→ Some records
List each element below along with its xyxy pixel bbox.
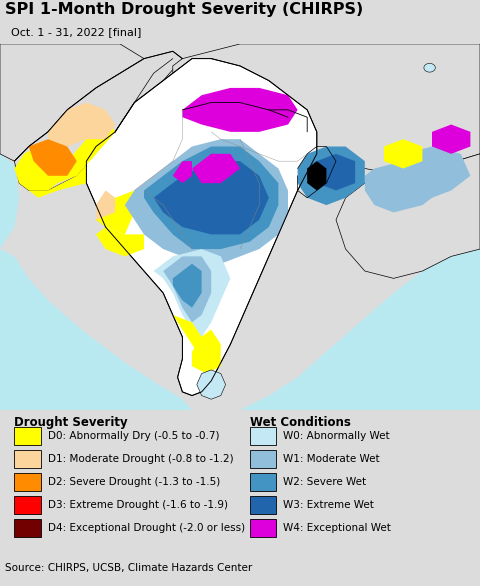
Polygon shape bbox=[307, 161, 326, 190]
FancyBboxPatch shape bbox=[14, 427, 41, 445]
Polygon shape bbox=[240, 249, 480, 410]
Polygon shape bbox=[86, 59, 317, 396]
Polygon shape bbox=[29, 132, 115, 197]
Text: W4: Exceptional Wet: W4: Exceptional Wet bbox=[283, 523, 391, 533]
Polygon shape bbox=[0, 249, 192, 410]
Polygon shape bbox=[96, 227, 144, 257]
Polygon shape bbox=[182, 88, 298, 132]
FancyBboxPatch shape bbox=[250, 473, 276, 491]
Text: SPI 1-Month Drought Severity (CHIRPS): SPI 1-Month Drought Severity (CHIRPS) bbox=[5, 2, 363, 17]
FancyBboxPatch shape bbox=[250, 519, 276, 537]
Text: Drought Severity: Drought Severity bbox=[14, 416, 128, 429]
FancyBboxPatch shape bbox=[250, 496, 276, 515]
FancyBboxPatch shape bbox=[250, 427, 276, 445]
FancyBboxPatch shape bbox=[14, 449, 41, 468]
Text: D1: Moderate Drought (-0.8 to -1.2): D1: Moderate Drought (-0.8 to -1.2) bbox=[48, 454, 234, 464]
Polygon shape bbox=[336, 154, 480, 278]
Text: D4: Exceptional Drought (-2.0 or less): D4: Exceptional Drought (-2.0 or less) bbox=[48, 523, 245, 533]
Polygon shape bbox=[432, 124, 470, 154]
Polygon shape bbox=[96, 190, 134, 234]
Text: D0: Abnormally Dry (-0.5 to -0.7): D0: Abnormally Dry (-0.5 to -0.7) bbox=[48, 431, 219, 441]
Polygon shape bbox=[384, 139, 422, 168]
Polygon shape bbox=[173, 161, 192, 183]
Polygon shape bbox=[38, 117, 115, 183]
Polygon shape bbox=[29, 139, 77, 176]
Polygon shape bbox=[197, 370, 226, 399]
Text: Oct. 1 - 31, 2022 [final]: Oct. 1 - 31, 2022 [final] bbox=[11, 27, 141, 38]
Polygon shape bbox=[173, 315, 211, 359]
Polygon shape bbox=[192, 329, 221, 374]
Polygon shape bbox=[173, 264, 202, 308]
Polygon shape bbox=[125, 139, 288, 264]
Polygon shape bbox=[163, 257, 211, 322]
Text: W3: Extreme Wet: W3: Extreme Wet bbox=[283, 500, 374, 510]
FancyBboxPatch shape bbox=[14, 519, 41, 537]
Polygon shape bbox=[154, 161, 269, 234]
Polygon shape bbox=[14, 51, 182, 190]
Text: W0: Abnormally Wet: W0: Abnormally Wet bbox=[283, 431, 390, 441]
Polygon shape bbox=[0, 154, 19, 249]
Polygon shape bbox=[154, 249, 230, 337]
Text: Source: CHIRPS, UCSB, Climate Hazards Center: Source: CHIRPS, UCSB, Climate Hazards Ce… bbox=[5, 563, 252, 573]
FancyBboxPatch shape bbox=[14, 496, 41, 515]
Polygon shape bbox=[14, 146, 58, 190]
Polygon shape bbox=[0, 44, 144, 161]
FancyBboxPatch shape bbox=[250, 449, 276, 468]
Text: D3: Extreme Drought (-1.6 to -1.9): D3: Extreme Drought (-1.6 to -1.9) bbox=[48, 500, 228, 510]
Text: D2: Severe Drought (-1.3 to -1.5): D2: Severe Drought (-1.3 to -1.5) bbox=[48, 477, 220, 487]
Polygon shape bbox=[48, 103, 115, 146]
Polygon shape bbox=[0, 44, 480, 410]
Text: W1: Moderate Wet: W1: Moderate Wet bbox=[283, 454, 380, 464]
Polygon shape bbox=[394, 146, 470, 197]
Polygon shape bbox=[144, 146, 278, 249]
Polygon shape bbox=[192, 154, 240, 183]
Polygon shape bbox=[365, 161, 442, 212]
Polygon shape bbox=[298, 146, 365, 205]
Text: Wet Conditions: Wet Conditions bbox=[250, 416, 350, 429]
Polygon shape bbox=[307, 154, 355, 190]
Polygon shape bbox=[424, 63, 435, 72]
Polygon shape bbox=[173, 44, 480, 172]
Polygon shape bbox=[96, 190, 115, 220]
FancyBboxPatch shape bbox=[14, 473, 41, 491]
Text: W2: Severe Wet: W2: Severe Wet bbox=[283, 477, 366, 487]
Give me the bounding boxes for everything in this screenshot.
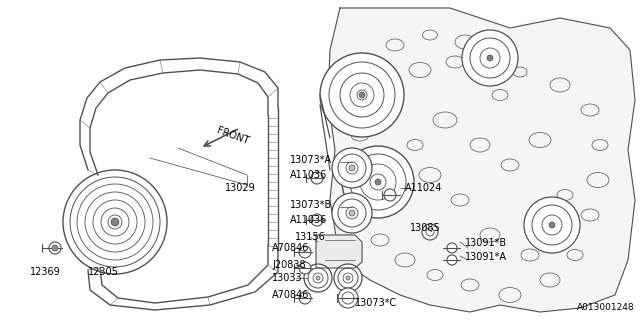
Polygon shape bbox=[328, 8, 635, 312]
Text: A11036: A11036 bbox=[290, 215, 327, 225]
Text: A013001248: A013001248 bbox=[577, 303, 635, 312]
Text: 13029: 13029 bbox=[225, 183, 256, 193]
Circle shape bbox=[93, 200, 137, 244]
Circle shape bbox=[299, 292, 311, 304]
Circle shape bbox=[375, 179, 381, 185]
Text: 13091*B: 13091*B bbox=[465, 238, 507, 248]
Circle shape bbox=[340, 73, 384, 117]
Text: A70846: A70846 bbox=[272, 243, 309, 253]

→ THE EXERCISE
Identify each line above that contains the word "Abnormally" and copy it out. Case counts.

→ EXPECTED ANSWER
Text: D0: Abnormally Dry (-0.5 to -0.7): D0: Abnormally Dry (-0.5 to -0.7) bbox=[48, 431, 219, 441]
Text: W0: Abnormally Wet: W0: Abnormally Wet bbox=[283, 431, 390, 441]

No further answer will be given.